Given exercise 1 - Retype the passage of the text on ancient sites from "This one was" up to and including "Clomantagh (Mountgarret)".
Given exercise 2 - List every site name that appears as a heading in the text on ancient sites.
Given exercise 3 -
Answer these questions using the text on ancient sites:
(a) What is the small cist-like chamber at the cairn remains frequently used as?
(b) How many portals remain at the Duffcastle dolmen?
(c) What encloses the site at Spahill?

Text segment -
Not exactly the top of the world, and not even the top of Howth (the remains of the cairn on the Ben of Howth are higher), but still as close to floating as I’ve experienced recently without the ingestion of dubious substances. The remains of the cairn are secondary here – that the small cist-like chamber is frequently used as a hearth for boozy campfires seems insignificant given the stunning views all around. As has been noticed elsewhere, Lambay floats above Ireland’s Eye, which in turn seems to float above Howth harbour. The view along the neck of the isthmus, across the lush vegetation below in Howth Demesne is spectacular. The Ben of Howth hides much of Dublin Bay to the south, but the mouth of the Liffey is visible, and the city itself sprawls away to the south-west. Awesome and well chosen spot.

Duffcastle

This one was easily spotted from the road as it nestles beside the field boundary. It lives up to the expectation as you cross the field.The slipped capstone is huge, held in a near vertical position by the remaining portal and what appears to be a doorstone. The other portal is missing. Both sidetones and the backstone are still there and this would have been a pretty classic Irish dolmen had the capstone not pushed the backstone outward and fallen onto the back of the chamber. Maybe this happened when some fecker robbed the missing portal.
We spent a while at this one, amused and bemused at its incongruity there, stuck in a time-warp in the middle of some fairly prosaic pastureland.

Spahill

Maybe there was once a cairn here, but it ain’t here now. Did they really destroy the cairn to build the wall that encloses the site like bawn wonders? Bizarre.

Clomantagh (Mountgarret)

Provided data -
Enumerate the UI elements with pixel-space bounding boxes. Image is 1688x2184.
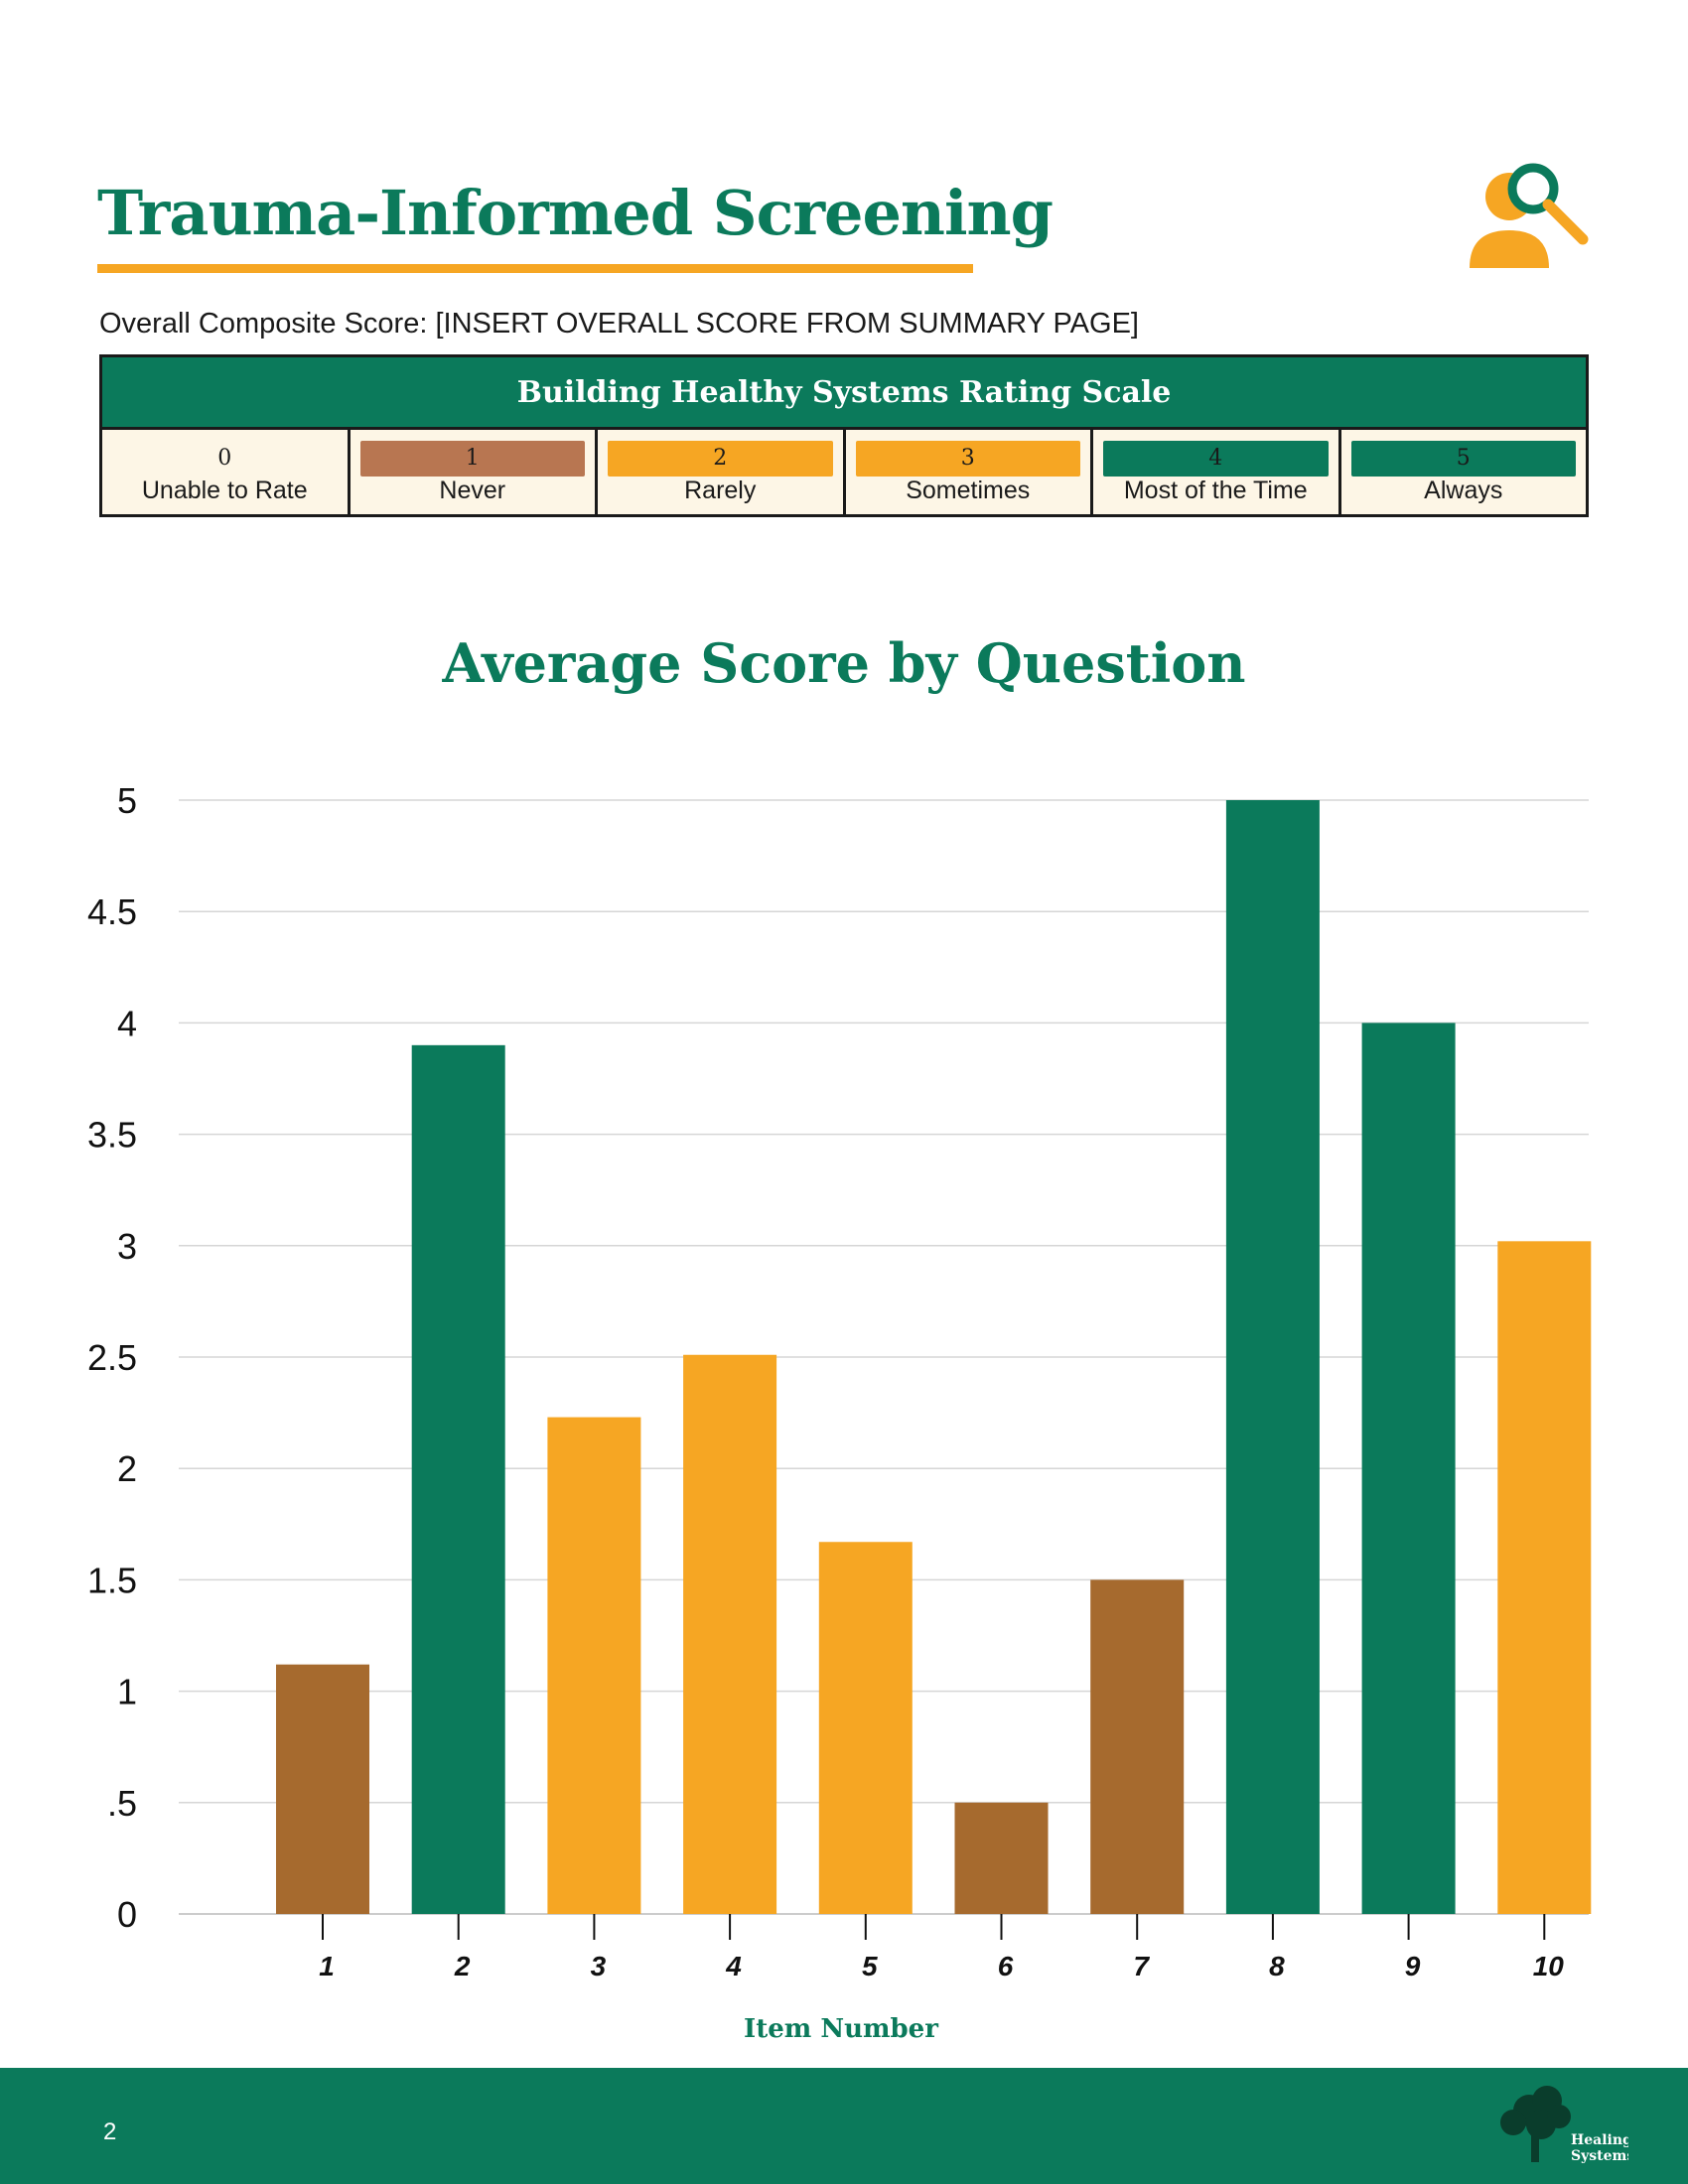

Correct output 1 -
This one was easily spotted from the road as it nestles beside the field boundary. It lives up to the expectation as you cross the field.The slipped capstone is huge, held in a near vertical position by the remaining portal and what appears to be a doorstone. The other portal is missing. Both sidetones and the backstone are still there and this would have been a pretty classic Irish dolmen had the capstone not pushed the backstone outward and fallen onto the back of the chamber. Maybe this happened when some fecker robbed the missing portal.
We spent a while at this one, amused and bemused at its incongruity there, stuck in a time-warp in the middle of some fairly prosaic pastureland.

Spahill

Maybe there was once a cairn here, but it ain’t here now. Did they really destroy the cairn to build the wall that encloses the site like bawn wonders? Bizarre.

Clomantagh (Mountgarret)

Correct output 2 -
Duffcastle
Spahill
Clomantagh (Mountgarret)

Correct output 3 -
(a) A hearth for boozy campfires.
(b) One.
(c) A wall.